* BEGIN Material provided *

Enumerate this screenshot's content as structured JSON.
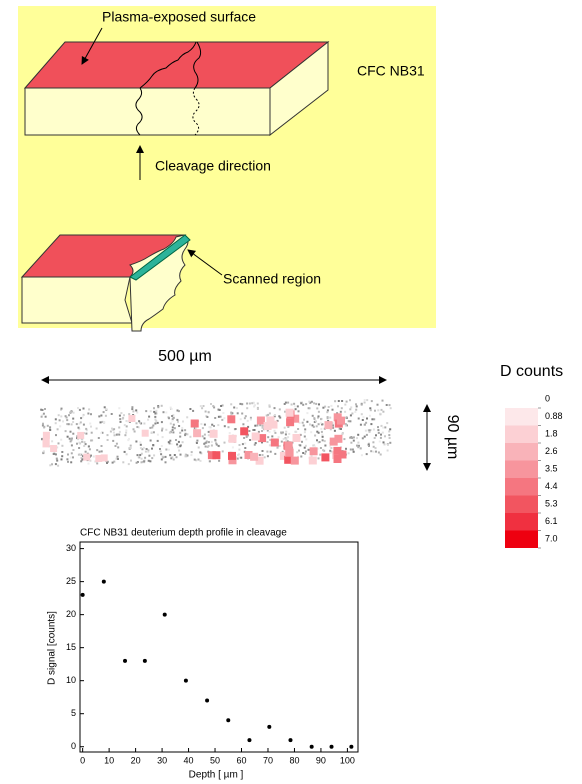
{
  "diagram": {
    "surface_label": "Plasma-exposed surface",
    "material_label": "CFC NB31",
    "cleavage_label": "Cleavage direction",
    "scanned_label": "Scanned region"
  },
  "map": {
    "width_label": "500 µm",
    "height_label": "90 µm"
  },
  "colorbar": {
    "title": "D counts",
    "ticks": [
      0,
      0.88,
      1.8,
      2.6,
      3.5,
      4.4,
      5.3,
      6.1,
      {
        "value": 7,
        "label": "7.0"
      }
    ],
    "colors": [
      "#fde8ea",
      "#fcd0d4",
      "#f9b3b9",
      "#f7959d",
      "#f57680",
      "#f25560",
      "#f03040",
      "#ee0010"
    ]
  },
  "chart_data": {
    "type": "scatter",
    "title": "CFC NB31 deuterium depth profile in cleavage",
    "x_label": "Depth  [ µm ]",
    "y_label": "D signal [counts]",
    "x": [
      0,
      8,
      16,
      23.5,
      31,
      39,
      47,
      55,
      63,
      70.5,
      78.5,
      86.5,
      94,
      101.5
    ],
    "values": [
      23,
      25,
      13,
      13,
      20,
      10,
      7,
      4,
      1,
      3,
      1,
      0,
      0,
      0
    ],
    "color": "#000000",
    "xlim": [
      -1,
      104
    ],
    "ylim": [
      -0.8,
      31
    ],
    "xticks": [
      0,
      10,
      20,
      30,
      40,
      50,
      60,
      70,
      80,
      90,
      100
    ],
    "yticks": [
      0,
      5,
      10,
      15,
      20,
      25,
      30
    ]
  }
}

* END Material provided *

What is needed:
Tally the lines in the listing that hold "title" and report the number alone.

Solution to this task:
2